**Texto:**
--------------------------------
Técnicos do governo veem risco à Lei de Improbidade

Pareceres dos ministérios da Justiça e da Casa Civil sobre o projeto que altera a Lei de Improbidade Administrativa mostram preocupação de integrantes do governo com possíveis prejuízos ao combate à corrupção no País caso a medida seja aprovada. Os documentos, obtidos pelo Estadão por meio da Lei de Acesso à Informação (LAI), foram elaborados pelas assessorias técnicas das pastas e sugerem mudanças no texto apresentado na Câmara pelo relator, deputado Carlos Zarattini (PT-SP).

O presidente Jair Bolsonaro defende a votação do projeto e afirmou já ter conversado sobre o assunto com o presidente da Câmara, Arthur Lira (Progressistas-AL). O argumento de Bolsonaro é o de que a legislação atual "engessa" prefeitos, que deixam de agir com receio de serem processados. Entre as alterações discutidas na Câmara está a exclusão do artigo 11 da lei, que prevê punições a práticas que afrontem os princípios da administração pública, como nepotismo, "carteirada" e até "furada de fila" da vacinação. Segundo a proposta, apenas condutas que gerem enriquecimento ilícito ou prejuízo aos cofres públicos poderiam ser alvo de processos contra prefeitos e demais gestores.

"O texto revoga dispositivos importantes para o combate à improbidade e vai de encontro à finalidade do PL (projeto de lei), que é a de aprimorar o texto legal e conferir maior eficiência e eficácia ao combate à corrupção e à malversação dos recursos públicos", diz o relatório da Casa Civil, que recomenda alterações em 44 pontos do texto apresentado por Zarattini.
--------------------------------
**Lista de registros:**
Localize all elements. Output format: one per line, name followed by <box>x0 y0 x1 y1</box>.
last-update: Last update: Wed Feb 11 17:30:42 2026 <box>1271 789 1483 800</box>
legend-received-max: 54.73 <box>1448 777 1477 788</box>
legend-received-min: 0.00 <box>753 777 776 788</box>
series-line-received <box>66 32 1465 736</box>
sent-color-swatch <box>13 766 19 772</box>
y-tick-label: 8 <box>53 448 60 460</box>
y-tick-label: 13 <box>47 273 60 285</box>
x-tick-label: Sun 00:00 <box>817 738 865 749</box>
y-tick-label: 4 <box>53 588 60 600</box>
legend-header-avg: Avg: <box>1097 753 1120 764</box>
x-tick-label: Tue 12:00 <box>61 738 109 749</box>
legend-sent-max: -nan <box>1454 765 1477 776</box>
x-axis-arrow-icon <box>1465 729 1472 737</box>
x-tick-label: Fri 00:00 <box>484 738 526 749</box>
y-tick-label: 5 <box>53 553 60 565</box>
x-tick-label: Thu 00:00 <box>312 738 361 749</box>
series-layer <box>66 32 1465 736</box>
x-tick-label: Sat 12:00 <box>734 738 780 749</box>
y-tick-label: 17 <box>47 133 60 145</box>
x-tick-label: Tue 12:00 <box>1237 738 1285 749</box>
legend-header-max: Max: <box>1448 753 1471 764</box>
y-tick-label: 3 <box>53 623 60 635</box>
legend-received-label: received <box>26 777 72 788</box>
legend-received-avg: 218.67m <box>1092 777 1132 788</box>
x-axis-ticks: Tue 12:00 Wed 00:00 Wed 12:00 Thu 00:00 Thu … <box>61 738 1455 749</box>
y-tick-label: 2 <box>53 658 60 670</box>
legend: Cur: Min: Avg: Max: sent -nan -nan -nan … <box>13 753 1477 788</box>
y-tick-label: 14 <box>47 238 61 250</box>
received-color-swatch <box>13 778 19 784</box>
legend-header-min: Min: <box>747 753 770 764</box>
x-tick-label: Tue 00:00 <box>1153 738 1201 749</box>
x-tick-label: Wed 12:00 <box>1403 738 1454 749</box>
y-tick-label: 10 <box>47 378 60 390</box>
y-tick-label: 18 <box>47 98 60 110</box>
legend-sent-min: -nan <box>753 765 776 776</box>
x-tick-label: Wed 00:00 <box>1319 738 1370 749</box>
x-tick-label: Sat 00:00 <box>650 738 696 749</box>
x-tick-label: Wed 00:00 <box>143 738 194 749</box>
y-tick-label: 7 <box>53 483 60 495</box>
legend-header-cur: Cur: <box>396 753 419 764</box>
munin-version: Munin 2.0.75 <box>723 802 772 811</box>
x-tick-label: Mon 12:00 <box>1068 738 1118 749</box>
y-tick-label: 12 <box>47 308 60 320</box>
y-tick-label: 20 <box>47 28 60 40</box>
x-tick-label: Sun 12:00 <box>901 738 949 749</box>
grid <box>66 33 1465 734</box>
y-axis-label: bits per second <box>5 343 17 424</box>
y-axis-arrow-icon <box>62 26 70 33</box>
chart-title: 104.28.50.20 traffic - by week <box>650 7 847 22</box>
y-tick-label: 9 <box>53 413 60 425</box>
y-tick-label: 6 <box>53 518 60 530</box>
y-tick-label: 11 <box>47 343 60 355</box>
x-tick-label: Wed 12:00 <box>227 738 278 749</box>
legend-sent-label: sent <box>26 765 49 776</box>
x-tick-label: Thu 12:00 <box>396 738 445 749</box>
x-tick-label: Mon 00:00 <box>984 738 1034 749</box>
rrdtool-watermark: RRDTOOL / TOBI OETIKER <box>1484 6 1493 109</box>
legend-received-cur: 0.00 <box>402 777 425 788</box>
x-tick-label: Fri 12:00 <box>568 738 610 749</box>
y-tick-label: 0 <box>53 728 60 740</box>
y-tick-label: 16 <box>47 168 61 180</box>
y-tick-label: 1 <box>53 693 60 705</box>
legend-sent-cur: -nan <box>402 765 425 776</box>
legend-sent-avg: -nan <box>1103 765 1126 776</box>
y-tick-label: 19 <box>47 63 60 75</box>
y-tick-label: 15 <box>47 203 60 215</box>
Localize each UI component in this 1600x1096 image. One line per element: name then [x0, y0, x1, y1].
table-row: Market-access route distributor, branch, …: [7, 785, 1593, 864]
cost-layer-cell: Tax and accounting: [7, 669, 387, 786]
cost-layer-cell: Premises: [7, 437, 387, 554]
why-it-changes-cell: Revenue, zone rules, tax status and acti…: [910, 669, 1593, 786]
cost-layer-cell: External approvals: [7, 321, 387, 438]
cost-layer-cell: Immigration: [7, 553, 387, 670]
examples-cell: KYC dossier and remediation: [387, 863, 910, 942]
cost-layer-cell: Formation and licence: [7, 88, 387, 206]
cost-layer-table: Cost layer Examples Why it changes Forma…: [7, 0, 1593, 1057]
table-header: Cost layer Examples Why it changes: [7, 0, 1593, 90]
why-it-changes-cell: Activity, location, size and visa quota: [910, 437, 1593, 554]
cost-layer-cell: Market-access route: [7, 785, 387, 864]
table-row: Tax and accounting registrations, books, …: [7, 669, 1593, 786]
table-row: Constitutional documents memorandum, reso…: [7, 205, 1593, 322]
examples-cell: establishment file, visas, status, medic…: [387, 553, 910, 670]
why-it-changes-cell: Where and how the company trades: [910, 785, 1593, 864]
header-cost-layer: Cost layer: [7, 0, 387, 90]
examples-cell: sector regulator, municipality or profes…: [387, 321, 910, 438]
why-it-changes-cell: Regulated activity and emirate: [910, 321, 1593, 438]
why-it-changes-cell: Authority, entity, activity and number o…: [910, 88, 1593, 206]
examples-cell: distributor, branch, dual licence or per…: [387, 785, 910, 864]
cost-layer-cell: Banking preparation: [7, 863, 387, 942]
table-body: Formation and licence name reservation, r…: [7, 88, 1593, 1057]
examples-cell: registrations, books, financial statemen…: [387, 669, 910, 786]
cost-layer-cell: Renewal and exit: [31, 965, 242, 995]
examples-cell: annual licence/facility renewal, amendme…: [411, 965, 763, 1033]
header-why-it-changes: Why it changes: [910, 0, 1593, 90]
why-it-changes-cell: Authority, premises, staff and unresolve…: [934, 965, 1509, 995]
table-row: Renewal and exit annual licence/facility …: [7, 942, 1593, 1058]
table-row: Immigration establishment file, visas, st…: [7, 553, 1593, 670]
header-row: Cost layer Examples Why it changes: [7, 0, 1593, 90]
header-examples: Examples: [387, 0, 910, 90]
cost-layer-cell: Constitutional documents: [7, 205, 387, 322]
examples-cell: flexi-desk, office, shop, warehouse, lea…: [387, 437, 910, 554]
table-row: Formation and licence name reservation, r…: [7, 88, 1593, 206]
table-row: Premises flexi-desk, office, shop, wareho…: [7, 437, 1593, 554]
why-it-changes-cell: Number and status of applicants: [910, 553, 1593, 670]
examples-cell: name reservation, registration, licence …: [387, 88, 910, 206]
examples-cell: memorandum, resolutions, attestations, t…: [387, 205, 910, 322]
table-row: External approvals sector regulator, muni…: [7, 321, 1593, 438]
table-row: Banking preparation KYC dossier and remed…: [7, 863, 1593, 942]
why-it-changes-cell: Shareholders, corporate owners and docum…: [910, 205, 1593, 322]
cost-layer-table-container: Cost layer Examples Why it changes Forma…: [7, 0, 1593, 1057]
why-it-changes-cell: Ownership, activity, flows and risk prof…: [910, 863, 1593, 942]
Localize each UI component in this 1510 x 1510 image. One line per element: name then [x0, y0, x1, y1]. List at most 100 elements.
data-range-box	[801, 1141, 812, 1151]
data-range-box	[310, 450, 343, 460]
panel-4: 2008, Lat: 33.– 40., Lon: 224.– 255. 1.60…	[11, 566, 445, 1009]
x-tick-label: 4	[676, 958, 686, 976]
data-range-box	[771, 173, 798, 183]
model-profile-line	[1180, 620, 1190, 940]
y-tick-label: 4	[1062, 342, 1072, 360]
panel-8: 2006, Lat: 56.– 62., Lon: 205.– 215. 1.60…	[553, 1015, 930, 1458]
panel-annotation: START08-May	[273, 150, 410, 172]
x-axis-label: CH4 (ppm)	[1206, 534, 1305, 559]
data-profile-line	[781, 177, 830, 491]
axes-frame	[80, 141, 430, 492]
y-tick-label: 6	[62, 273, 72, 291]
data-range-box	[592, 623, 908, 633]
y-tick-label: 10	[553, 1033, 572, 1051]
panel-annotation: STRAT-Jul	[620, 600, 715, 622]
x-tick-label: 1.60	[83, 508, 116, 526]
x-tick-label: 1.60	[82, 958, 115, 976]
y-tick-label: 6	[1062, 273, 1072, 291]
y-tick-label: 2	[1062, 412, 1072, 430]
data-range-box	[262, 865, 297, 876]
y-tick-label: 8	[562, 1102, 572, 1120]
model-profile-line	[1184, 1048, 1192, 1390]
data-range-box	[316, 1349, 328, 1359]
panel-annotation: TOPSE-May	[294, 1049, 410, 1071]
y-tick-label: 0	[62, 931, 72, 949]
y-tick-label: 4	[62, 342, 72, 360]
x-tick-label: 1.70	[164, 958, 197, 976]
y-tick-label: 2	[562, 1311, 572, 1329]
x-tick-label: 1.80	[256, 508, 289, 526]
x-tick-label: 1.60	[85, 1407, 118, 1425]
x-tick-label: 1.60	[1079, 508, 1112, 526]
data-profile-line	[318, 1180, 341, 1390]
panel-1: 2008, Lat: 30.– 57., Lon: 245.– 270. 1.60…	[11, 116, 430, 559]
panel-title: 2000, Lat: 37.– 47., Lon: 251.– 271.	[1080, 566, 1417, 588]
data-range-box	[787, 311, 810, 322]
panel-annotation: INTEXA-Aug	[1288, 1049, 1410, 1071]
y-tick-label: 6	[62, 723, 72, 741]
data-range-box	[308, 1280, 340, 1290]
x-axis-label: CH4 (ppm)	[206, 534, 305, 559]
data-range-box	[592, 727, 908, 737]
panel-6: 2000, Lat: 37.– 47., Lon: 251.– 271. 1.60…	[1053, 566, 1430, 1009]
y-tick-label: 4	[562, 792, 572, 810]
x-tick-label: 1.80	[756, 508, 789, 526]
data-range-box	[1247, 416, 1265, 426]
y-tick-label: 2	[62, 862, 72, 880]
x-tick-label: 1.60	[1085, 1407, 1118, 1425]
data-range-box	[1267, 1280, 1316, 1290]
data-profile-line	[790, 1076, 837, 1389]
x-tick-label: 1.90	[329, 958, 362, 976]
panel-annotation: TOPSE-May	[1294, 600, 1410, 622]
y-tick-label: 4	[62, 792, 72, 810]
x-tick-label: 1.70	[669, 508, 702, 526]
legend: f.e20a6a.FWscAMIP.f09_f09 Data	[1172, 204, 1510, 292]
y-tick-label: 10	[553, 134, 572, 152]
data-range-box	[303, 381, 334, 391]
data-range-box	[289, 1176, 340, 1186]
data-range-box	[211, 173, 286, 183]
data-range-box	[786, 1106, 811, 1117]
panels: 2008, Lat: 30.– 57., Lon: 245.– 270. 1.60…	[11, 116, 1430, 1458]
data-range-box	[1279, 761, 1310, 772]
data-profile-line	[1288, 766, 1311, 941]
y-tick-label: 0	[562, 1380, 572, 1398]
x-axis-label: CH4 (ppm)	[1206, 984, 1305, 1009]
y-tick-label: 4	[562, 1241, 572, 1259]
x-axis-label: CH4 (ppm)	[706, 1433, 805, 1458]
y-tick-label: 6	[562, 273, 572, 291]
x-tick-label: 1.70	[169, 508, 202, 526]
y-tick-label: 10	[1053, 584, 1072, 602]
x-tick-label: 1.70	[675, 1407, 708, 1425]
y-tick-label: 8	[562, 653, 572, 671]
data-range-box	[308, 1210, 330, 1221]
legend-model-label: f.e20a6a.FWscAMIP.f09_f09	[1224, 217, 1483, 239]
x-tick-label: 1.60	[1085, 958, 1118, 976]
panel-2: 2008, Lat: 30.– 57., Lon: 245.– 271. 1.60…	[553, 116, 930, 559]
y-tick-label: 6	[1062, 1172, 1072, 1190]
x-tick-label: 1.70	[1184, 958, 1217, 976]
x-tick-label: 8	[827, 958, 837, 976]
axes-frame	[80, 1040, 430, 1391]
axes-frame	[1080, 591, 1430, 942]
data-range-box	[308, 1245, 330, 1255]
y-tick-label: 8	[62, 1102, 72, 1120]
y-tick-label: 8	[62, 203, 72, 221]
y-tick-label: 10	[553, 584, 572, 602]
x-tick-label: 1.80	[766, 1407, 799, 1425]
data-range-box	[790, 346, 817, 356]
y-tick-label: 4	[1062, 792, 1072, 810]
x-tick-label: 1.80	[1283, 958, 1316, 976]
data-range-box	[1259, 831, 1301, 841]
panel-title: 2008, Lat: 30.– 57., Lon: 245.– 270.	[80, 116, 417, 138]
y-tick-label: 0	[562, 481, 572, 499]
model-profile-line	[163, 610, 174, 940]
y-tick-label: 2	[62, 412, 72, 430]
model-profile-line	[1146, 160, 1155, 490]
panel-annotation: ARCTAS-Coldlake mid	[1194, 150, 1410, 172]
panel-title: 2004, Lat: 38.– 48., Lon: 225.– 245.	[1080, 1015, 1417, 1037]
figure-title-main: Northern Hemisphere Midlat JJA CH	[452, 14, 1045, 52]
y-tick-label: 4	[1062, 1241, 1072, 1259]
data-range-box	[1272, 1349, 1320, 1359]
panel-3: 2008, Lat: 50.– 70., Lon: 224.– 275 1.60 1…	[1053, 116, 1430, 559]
--------------------------------
**Enunciado:**
Responda às perguntas abaixo com base no texto sobre a Lei de Improbidade Administrativa:
(a) De quais ministérios são os pareceres sobre o projeto?
(b) Qual artigo da lei tem sua exclusão entre as alterações discutidas na Câmara?
(c) Em quantos pontos o relatório da Casa Civil recomenda alterações?

**Resultado do exercício:**
(a) Os pareceres são dos ministérios da Justiça e da Casa Civil.
(b) Trata-se do artigo 11 da lei.
(c) O relatório recomenda alterações em 44 pontos do texto apresentado por Zarattini.